Source records
----

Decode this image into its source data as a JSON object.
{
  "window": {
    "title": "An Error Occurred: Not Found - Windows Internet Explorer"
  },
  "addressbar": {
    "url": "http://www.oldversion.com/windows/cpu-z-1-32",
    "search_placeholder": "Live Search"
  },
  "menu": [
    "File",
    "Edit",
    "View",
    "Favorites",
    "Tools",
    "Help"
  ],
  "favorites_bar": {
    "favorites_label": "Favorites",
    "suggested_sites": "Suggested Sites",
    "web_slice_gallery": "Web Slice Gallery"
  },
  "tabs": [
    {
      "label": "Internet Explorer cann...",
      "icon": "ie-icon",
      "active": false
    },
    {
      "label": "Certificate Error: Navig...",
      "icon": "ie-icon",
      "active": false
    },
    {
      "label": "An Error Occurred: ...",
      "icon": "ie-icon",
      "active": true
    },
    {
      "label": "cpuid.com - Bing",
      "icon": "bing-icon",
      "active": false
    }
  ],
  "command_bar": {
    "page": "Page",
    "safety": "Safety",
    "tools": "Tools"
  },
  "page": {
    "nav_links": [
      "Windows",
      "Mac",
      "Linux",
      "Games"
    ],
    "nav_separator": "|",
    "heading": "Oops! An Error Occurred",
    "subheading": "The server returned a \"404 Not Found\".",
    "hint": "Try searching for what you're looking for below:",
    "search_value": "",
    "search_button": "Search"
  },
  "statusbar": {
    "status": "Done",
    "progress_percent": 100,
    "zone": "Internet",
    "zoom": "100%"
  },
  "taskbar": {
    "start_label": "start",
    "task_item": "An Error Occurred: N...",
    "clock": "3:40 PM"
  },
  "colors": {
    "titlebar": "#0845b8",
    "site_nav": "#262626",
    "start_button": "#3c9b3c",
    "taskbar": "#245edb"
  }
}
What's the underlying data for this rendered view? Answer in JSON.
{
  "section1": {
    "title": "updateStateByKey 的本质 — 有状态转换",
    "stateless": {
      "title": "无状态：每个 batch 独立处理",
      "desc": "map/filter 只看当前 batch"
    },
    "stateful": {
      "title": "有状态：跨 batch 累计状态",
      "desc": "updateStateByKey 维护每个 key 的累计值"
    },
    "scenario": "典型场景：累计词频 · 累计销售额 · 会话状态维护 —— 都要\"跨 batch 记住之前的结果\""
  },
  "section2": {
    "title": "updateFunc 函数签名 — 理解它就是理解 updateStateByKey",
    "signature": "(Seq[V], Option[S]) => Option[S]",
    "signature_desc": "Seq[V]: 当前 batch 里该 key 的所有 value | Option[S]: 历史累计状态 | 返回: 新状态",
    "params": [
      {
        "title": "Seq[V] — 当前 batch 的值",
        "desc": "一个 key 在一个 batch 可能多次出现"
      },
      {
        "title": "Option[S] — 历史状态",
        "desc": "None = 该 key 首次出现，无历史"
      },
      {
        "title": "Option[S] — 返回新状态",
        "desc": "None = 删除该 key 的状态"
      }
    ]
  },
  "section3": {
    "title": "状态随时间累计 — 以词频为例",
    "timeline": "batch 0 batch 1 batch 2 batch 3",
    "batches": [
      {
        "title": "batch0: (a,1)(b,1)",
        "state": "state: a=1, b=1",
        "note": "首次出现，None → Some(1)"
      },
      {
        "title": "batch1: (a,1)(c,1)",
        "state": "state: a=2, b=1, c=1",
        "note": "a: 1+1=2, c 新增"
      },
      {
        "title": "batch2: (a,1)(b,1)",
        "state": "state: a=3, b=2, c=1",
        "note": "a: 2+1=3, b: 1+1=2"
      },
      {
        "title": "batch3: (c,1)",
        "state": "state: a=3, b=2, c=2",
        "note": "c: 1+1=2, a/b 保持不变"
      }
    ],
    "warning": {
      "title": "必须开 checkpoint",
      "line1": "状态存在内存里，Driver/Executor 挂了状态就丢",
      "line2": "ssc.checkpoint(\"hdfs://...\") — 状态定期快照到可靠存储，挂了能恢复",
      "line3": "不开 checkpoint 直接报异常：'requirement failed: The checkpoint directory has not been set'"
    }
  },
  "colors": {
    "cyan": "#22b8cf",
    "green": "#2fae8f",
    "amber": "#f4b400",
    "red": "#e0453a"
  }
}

----

*Directions*. Where a line in the material contains "updateStateByKey", copy that line.

*Complete answer*.
    "title": "updateStateByKey 的本质 — 有状态转换",
      "desc": "updateStateByKey 维护每个 key 的累计值"
    "title": "updateFunc 函数签名 — 理解它就是理解 updateStateByKey",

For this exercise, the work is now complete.